> TASK
Without including the pictures, copy out every line below.
** Start **
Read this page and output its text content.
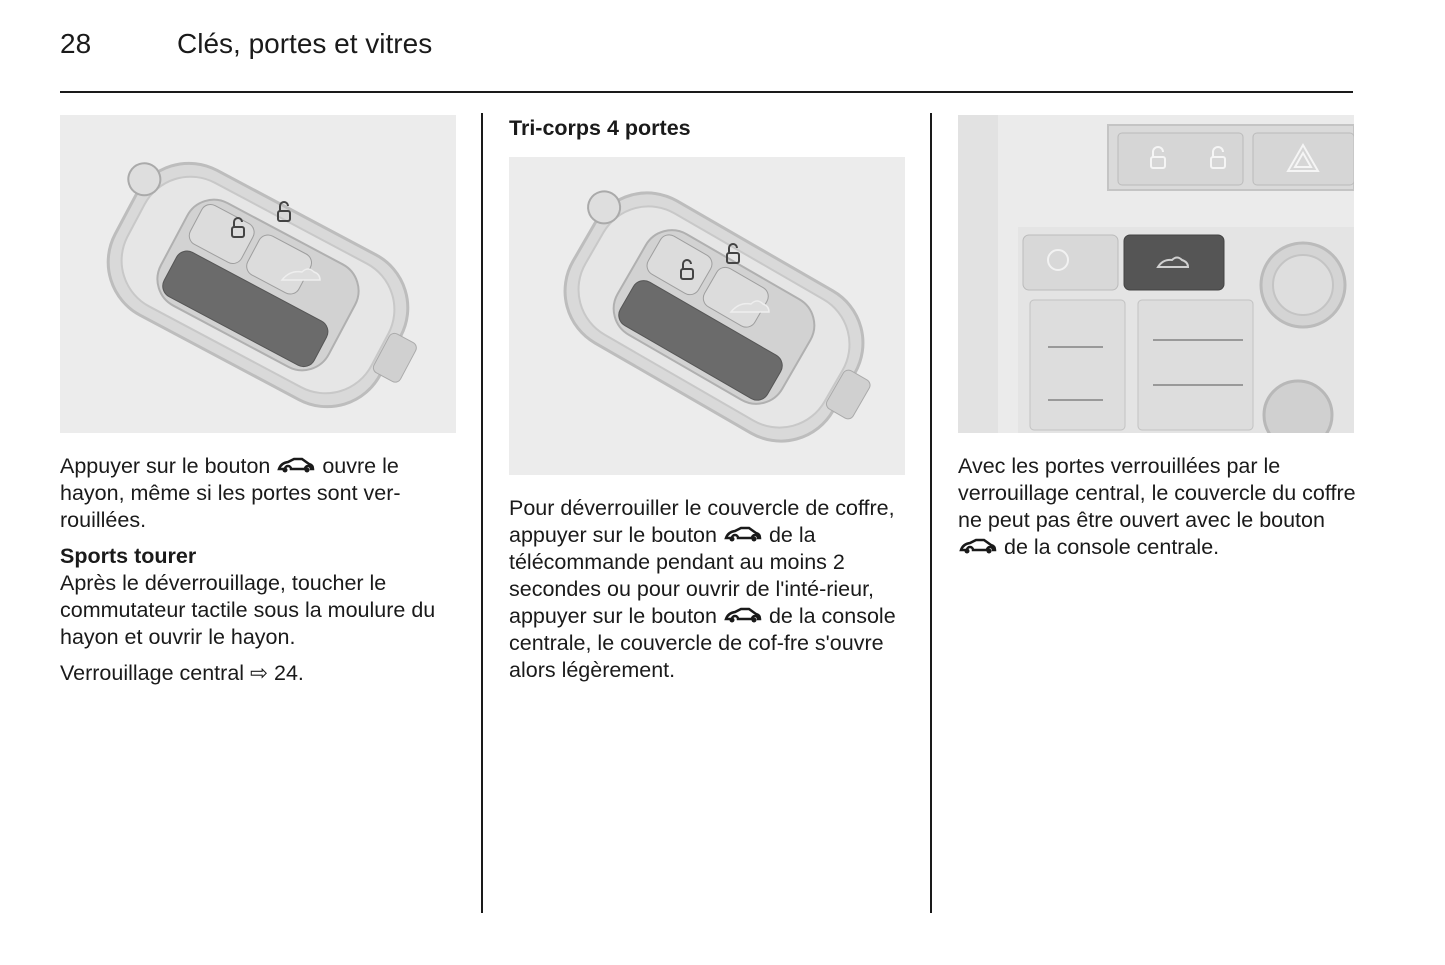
28	Clés, portes et vitres

Appuyer sur le bouton ouvre le hayon, même si les portes sont ver-rouillées.

Sports tourer
Après le déverrouillage, toucher le commutateur tactile sous la moulure du hayon et ouvrir le hayon.

Verrouillage central ⇨ 24.

Tri-corps 4 portes

Pour déverrouiller le couvercle de coffre, appuyer sur le bouton de la télécommande pendant au moins 2 secondes ou pour ouvrir de l'inté-rieur, appuyer sur le bouton de la console centrale, le couvercle de cof-fre s'ouvre alors légèrement.

Avec les portes verrouillées par le verrouillage central, le couvercle du coffre ne peut pas être ouvert avec le bouton
de la console centrale.
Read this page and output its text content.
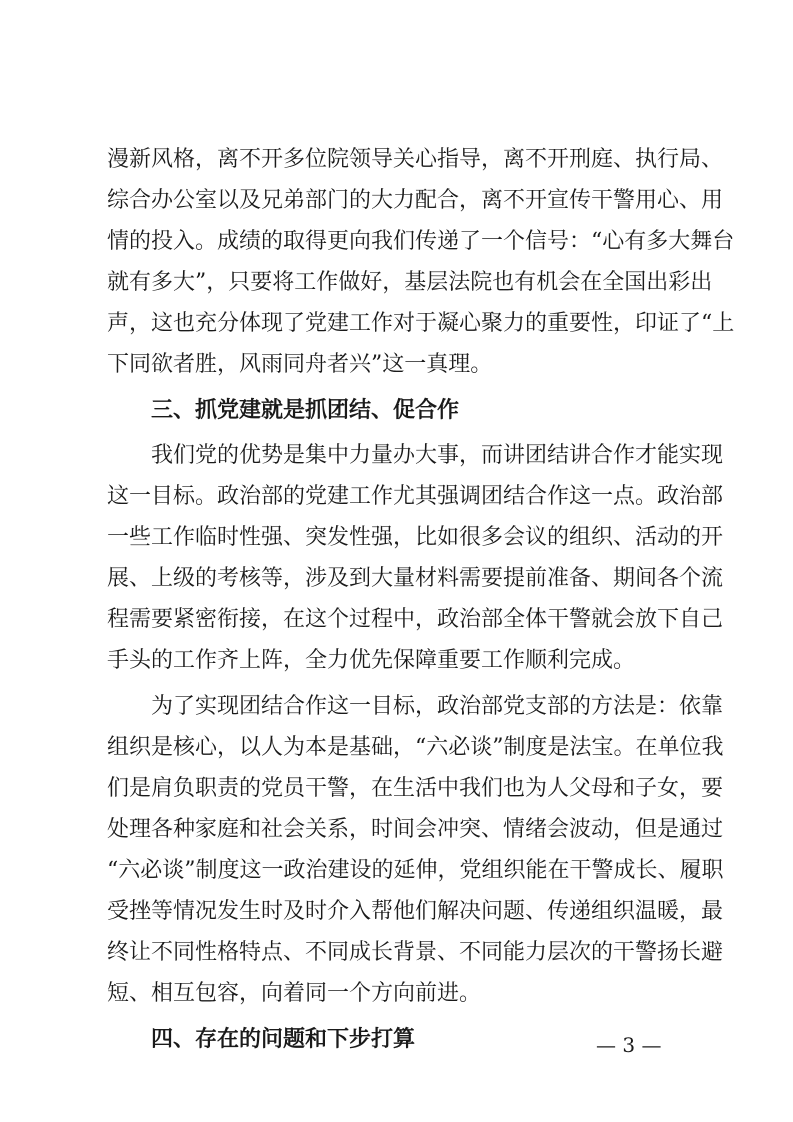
漫新风格，离不开多位院领导关心指导，离不开刑庭、执行局、
综合办公室以及兄弟部门的大力配合，离不开宣传干警用心、用
情的投入。成绩的取得更向我们传递了一个信号：“心有多大舞台
就有多大”，只要将工作做好，基层法院也有机会在全国出彩出
声，这也充分体现了党建工作对于凝心聚力的重要性，印证了“上
下同欲者胜，风雨同舟者兴”这一真理。
三、抓党建就是抓团结、促合作
我们党的优势是集中力量办大事，而讲团结讲合作才能实现
这一目标。政治部的党建工作尤其强调团结合作这一点。政治部
一些工作临时性强、突发性强，比如很多会议的组织、活动的开
展、上级的考核等，涉及到大量材料需要提前准备、期间各个流
程需要紧密衔接，在这个过程中，政治部全体干警就会放下自己
手头的工作齐上阵，全力优先保障重要工作顺利完成。
为了实现团结合作这一目标，政治部党支部的方法是：依靠
组织是核心，以人为本是基础，“六必谈”制度是法宝。在单位我
们是肩负职责的党员干警，在生活中我们也为人父母和子女，要
处理各种家庭和社会关系，时间会冲突、情绪会波动，但是通过
“六必谈”制度这一政治建设的延伸，党组织能在干警成长、履职
受挫等情况发生时及时介入帮他们解决问题、传递组织温暖，最
终让不同性格特点、不同成长背景、不同能力层次的干警扬长避
短、相互包容，向着同一个方向前进。
四、存在的问题和下步打算	— 3 —
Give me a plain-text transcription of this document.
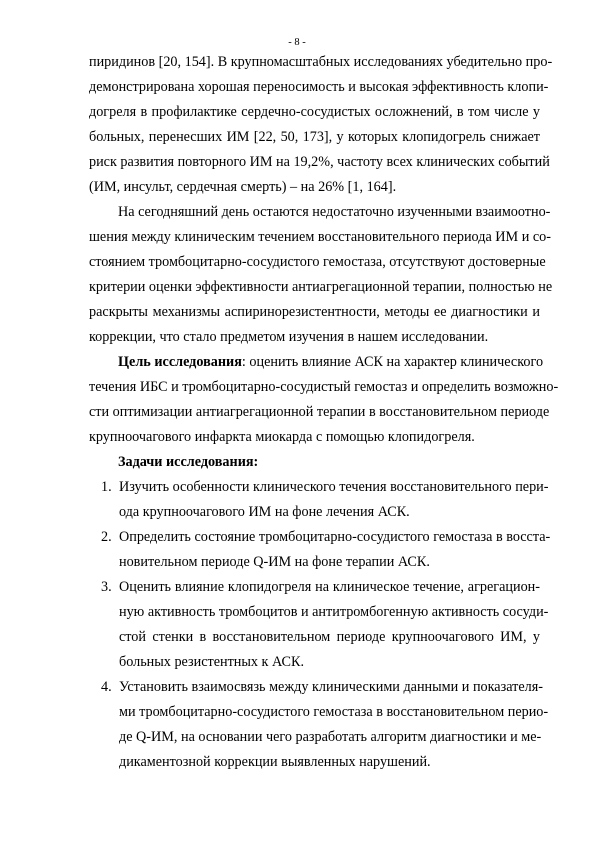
- 8 -
пиридинов [20, 154]. В крупномасштабных исследованиях убедительно про-
демонстрирована хорошая переносимость и высокая эффективность клопи-
догреля в профилактике сердечно-сосудистых осложнений, в том числе у
больных, перенесших ИМ [22, 50, 173], у которых клопидогрель снижает
риск развития повторного ИМ на 19,2%, частоту всех клинических событий
(ИМ, инсульт, сердечная смерть) – на 26% [1, 164].
На сегодняшний день остаются недостаточно изученными взаимоотно-
шения между клиническим течением восстановительного периода ИМ и со-
стоянием тромбоцитарно-сосудистого гемостаза, отсутствуют достоверные
критерии оценки эффективности антиагрегационной терапии, полностью не
раскрыты механизмы аспиринорезистентности, методы ее диагностики и
коррекции, что стало предметом изучения в нашем исследовании.
Цель исследования: оценить влияние АСК на характер клинического
течения ИБС и тромбоцитарно-сосудистый гемостаз и определить возможно-
сти оптимизации антиагрегационной терапии в восстановительном периоде
крупноочагового инфаркта миокарда с помощью клопидогреля.
Задачи исследования:
1. Изучить особенности клинического течения восстановительного пери-
ода крупноочагового ИМ на фоне лечения АСК.
2. Определить состояние тромбоцитарно-сосудистого гемостаза в восста-
новительном периоде Q-ИМ на фоне терапии АСК.
3. Оценить влияние клопидогреля на клиническое течение, агрегацион-
ную активность тромбоцитов и антитромбогенную активность сосуди-
стой стенки в восстановительном периоде крупноочагового ИМ, у
больных резистентных к АСК.
4. Установить взаимосвязь между клиническими данными и показателя-
ми тромбоцитарно-сосудистого гемостаза в восстановительном перио-
де Q-ИМ, на основании чего разработать алгоритм диагностики и ме-
дикаментозной коррекции выявленных нарушений.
** End **
> WRITTEN RESPONSE
Read this page and output its text content.
28	Clés, portes et vitres

Appuyer sur le bouton ouvre le hayon, même si les portes sont ver-rouillées.

Sports tourer
Après le déverrouillage, toucher le commutateur tactile sous la moulure du hayon et ouvrir le hayon.

Verrouillage central ⇨ 24.

Tri-corps 4 portes

Pour déverrouiller le couvercle de coffre, appuyer sur le bouton de la télécommande pendant au moins 2 secondes ou pour ouvrir de l'inté-rieur, appuyer sur le bouton de la console centrale, le couvercle de cof-fre s'ouvre alors légèrement.

Avec les portes verrouillées par le verrouillage central, le couvercle du coffre ne peut pas être ouvert avec le bouton
de la console centrale.
Read this page and output its text content.
漫新风格，离不开多位院领导关心指导，离不开刑庭、执行局、
综合办公室以及兄弟部门的大力配合，离不开宣传干警用心、用
情的投入。成绩的取得更向我们传递了一个信号：“心有多大舞台
就有多大”，只要将工作做好，基层法院也有机会在全国出彩出
声，这也充分体现了党建工作对于凝心聚力的重要性，印证了“上
下同欲者胜，风雨同舟者兴”这一真理。
三、抓党建就是抓团结、促合作
我们党的优势是集中力量办大事，而讲团结讲合作才能实现
这一目标。政治部的党建工作尤其强调团结合作这一点。政治部
一些工作临时性强、突发性强，比如很多会议的组织、活动的开
展、上级的考核等，涉及到大量材料需要提前准备、期间各个流
程需要紧密衔接，在这个过程中，政治部全体干警就会放下自己
手头的工作齐上阵，全力优先保障重要工作顺利完成。
为了实现团结合作这一目标，政治部党支部的方法是：依靠
组织是核心，以人为本是基础，“六必谈”制度是法宝。在单位我
们是肩负职责的党员干警，在生活中我们也为人父母和子女，要
处理各种家庭和社会关系，时间会冲突、情绪会波动，但是通过
“六必谈”制度这一政治建设的延伸，党组织能在干警成长、履职
受挫等情况发生时及时介入帮他们解决问题、传递组织温暖，最
终让不同性格特点、不同成长背景、不同能力层次的干警扬长避
短、相互包容，向着同一个方向前进。
四、存在的问题和下步打算	— 3 —
Give me a plain-text transcription of this document.
- 8 -
пиридинов [20, 154]. В крупномасштабных исследованиях убедительно про-
демонстрирована хорошая переносимость и высокая эффективность клопи-
догреля в профилактике сердечно-сосудистых осложнений, в том числе у
больных, перенесших ИМ [22, 50, 173], у которых клопидогрель снижает
риск развития повторного ИМ на 19,2%, частоту всех клинических событий
(ИМ, инсульт, сердечная смерть) – на 26% [1, 164].
На сегодняшний день остаются недостаточно изученными взаимоотно-
шения между клиническим течением восстановительного периода ИМ и со-
стоянием тромбоцитарно-сосудистого гемостаза, отсутствуют достоверные
критерии оценки эффективности антиагрегационной терапии, полностью не
раскрыты механизмы аспиринорезистентности, методы ее диагностики и
коррекции, что стало предметом изучения в нашем исследовании.
Цель исследования: оценить влияние АСК на характер клинического
течения ИБС и тромбоцитарно-сосудистый гемостаз и определить возможно-
сти оптимизации антиагрегационной терапии в восстановительном периоде
крупноочагового инфаркта миокарда с помощью клопидогреля.
Задачи исследования:
1. Изучить особенности клинического течения восстановительного пери-
ода крупноочагового ИМ на фоне лечения АСК.
2. Определить состояние тромбоцитарно-сосудистого гемостаза в восста-
новительном периоде Q-ИМ на фоне терапии АСК.
3. Оценить влияние клопидогреля на клиническое течение, агрегацион-
ную активность тромбоцитов и антитромбогенную активность сосуди-
стой стенки в восстановительном периоде крупноочагового ИМ, у
больных резистентных к АСК.
4. Установить взаимосвязь между клиническими данными и показателя-
ми тромбоцитарно-сосудистого гемостаза в восстановительном перио-
де Q-ИМ, на основании чего разработать алгоритм диагностики и ме-
дикаментозной коррекции выявленных нарушений.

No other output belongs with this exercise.